(GOAL OF THE EXERCISE): Give back the full material, exactly as it reads.

(RECORDS PROVIDED):
· · · · · · ·
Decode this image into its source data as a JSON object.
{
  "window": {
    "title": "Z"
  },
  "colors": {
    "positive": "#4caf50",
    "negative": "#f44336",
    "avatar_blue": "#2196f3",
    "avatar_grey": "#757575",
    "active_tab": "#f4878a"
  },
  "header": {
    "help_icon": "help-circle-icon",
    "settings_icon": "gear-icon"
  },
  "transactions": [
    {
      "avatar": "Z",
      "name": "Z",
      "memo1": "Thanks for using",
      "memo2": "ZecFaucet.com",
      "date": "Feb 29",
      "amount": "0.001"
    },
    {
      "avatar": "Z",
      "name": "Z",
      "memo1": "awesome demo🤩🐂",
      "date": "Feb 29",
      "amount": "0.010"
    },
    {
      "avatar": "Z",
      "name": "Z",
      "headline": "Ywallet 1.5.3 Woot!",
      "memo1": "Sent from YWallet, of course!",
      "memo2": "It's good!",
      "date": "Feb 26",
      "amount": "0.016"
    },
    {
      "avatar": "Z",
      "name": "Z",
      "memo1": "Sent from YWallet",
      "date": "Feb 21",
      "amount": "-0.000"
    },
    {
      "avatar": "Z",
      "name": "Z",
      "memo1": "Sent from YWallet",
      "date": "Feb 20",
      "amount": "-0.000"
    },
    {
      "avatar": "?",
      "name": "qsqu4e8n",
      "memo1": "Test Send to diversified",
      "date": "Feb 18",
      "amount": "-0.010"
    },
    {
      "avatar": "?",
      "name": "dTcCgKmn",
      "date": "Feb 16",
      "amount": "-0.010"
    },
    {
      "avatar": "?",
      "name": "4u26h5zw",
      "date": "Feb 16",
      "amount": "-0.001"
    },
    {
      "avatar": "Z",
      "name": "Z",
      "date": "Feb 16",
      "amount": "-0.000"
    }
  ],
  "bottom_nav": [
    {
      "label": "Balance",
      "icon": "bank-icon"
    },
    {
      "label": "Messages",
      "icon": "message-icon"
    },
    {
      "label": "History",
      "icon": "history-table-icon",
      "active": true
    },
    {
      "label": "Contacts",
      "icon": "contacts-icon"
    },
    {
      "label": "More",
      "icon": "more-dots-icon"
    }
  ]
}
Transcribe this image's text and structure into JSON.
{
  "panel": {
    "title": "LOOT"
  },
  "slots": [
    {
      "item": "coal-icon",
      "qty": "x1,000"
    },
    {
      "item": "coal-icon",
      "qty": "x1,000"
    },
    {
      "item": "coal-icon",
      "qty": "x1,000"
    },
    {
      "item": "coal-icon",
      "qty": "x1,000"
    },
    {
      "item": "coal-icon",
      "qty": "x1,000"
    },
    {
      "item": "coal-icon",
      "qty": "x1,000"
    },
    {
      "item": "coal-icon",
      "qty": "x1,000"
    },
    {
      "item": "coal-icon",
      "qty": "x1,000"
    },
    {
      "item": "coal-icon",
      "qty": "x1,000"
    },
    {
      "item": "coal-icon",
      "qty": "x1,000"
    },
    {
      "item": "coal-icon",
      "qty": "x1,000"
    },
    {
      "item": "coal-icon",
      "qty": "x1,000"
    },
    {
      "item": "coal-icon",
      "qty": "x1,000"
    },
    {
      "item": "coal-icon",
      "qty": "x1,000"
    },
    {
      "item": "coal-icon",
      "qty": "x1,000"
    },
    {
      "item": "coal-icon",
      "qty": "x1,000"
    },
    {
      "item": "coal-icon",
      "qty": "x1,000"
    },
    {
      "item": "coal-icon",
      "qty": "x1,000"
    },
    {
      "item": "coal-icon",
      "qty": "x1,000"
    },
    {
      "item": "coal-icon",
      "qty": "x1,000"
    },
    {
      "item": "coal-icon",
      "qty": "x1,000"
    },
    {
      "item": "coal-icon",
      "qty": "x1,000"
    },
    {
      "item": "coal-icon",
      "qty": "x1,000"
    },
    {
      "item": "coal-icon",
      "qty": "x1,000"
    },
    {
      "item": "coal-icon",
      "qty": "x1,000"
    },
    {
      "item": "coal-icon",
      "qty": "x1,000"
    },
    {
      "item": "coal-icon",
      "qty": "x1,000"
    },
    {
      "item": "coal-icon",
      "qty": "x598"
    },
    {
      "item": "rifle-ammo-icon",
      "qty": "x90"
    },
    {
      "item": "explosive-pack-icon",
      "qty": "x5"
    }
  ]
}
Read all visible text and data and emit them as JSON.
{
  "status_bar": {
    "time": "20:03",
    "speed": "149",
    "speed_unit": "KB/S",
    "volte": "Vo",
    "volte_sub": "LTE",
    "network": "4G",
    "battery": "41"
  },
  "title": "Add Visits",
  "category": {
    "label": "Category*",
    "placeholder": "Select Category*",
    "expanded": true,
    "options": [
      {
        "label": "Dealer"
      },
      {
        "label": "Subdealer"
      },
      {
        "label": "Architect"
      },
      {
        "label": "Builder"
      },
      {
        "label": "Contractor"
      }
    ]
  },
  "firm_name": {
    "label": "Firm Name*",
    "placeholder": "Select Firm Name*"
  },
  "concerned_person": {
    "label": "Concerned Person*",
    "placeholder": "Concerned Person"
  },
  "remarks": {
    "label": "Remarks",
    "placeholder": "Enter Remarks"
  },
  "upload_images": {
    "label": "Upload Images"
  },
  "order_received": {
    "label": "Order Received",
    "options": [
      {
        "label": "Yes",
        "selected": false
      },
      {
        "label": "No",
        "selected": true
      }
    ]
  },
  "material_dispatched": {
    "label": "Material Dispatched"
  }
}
· · · · · · ·
(REPLY):
Decode this image into its source data as a JSON object.
{
  "window": {
    "title": "Z"
  },
  "colors": {
    "positive": "#4caf50",
    "negative": "#f44336",
    "avatar_blue": "#2196f3",
    "avatar_grey": "#757575",
    "active_tab": "#f4878a"
  },
  "header": {
    "help_icon": "help-circle-icon",
    "settings_icon": "gear-icon"
  },
  "transactions": [
    {
      "avatar": "Z",
      "name": "Z",
      "memo1": "Thanks for using",
      "memo2": "ZecFaucet.com",
      "date": "Feb 29",
      "amount": "0.001"
    },
    {
      "avatar": "Z",
      "name": "Z",
      "memo1": "awesome demo🤩🐂",
      "date": "Feb 29",
      "amount": "0.010"
    },
    {
      "avatar": "Z",
      "name": "Z",
      "headline": "Ywallet 1.5.3 Woot!",
      "memo1": "Sent from YWallet, of course!",
      "memo2": "It's good!",
      "date": "Feb 26",
      "amount": "0.016"
    },
    {
      "avatar": "Z",
      "name": "Z",
      "memo1": "Sent from YWallet",
      "date": "Feb 21",
      "amount": "-0.000"
    },
    {
      "avatar": "Z",
      "name": "Z",
      "memo1": "Sent from YWallet",
      "date": "Feb 20",
      "amount": "-0.000"
    },
    {
      "avatar": "?",
      "name": "qsqu4e8n",
      "memo1": "Test Send to diversified",
      "date": "Feb 18",
      "amount": "-0.010"
    },
    {
      "avatar": "?",
      "name": "dTcCgKmn",
      "date": "Feb 16",
      "amount": "-0.010"
    },
    {
      "avatar": "?",
      "name": "4u26h5zw",
      "date": "Feb 16",
      "amount": "-0.001"
    },
    {
      "avatar": "Z",
      "name": "Z",
      "date": "Feb 16",
      "amount": "-0.000"
    }
  ],
  "bottom_nav": [
    {
      "label": "Balance",
      "icon": "bank-icon"
    },
    {
      "label": "Messages",
      "icon": "message-icon"
    },
    {
      "label": "History",
      "icon": "history-table-icon",
      "active": true
    },
    {
      "label": "Contacts",
      "icon": "contacts-icon"
    },
    {
      "label": "More",
      "icon": "more-dots-icon"
    }
  ]
}
Transcribe this image's text and structure into JSON.
{
  "panel": {
    "title": "LOOT"
  },
  "slots": [
    {
      "item": "coal-icon",
      "qty": "x1,000"
    },
    {
      "item": "coal-icon",
      "qty": "x1,000"
    },
    {
      "item": "coal-icon",
      "qty": "x1,000"
    },
    {
      "item": "coal-icon",
      "qty": "x1,000"
    },
    {
      "item": "coal-icon",
      "qty": "x1,000"
    },
    {
      "item": "coal-icon",
      "qty": "x1,000"
    },
    {
      "item": "coal-icon",
      "qty": "x1,000"
    },
    {
      "item": "coal-icon",
      "qty": "x1,000"
    },
    {
      "item": "coal-icon",
      "qty": "x1,000"
    },
    {
      "item": "coal-icon",
      "qty": "x1,000"
    },
    {
      "item": "coal-icon",
      "qty": "x1,000"
    },
    {
      "item": "coal-icon",
      "qty": "x1,000"
    },
    {
      "item": "coal-icon",
      "qty": "x1,000"
    },
    {
      "item": "coal-icon",
      "qty": "x1,000"
    },
    {
      "item": "coal-icon",
      "qty": "x1,000"
    },
    {
      "item": "coal-icon",
      "qty": "x1,000"
    },
    {
      "item": "coal-icon",
      "qty": "x1,000"
    },
    {
      "item": "coal-icon",
      "qty": "x1,000"
    },
    {
      "item": "coal-icon",
      "qty": "x1,000"
    },
    {
      "item": "coal-icon",
      "qty": "x1,000"
    },
    {
      "item": "coal-icon",
      "qty": "x1,000"
    },
    {
      "item": "coal-icon",
      "qty": "x1,000"
    },
    {
      "item": "coal-icon",
      "qty": "x1,000"
    },
    {
      "item": "coal-icon",
      "qty": "x1,000"
    },
    {
      "item": "coal-icon",
      "qty": "x1,000"
    },
    {
      "item": "coal-icon",
      "qty": "x1,000"
    },
    {
      "item": "coal-icon",
      "qty": "x1,000"
    },
    {
      "item": "coal-icon",
      "qty": "x598"
    },
    {
      "item": "rifle-ammo-icon",
      "qty": "x90"
    },
    {
      "item": "explosive-pack-icon",
      "qty": "x5"
    }
  ]
}
Read all visible text and data and emit them as JSON.
{
  "status_bar": {
    "time": "20:03",
    "speed": "149",
    "speed_unit": "KB/S",
    "volte": "Vo",
    "volte_sub": "LTE",
    "network": "4G",
    "battery": "41"
  },
  "title": "Add Visits",
  "category": {
    "label": "Category*",
    "placeholder": "Select Category*",
    "expanded": true,
    "options": [
      {
        "label": "Dealer"
      },
      {
        "label": "Subdealer"
      },
      {
        "label": "Architect"
      },
      {
        "label": "Builder"
      },
      {
        "label": "Contractor"
      }
    ]
  },
  "firm_name": {
    "label": "Firm Name*",
    "placeholder": "Select Firm Name*"
  },
  "concerned_person": {
    "label": "Concerned Person*",
    "placeholder": "Concerned Person"
  },
  "remarks": {
    "label": "Remarks",
    "placeholder": "Enter Remarks"
  },
  "upload_images": {
    "label": "Upload Images"
  },
  "order_received": {
    "label": "Order Received",
    "options": [
      {
        "label": "Yes",
        "selected": false
      },
      {
        "label": "No",
        "selected": true
      }
    ]
  },
  "material_dispatched": {
    "label": "Material Dispatched"
  }
}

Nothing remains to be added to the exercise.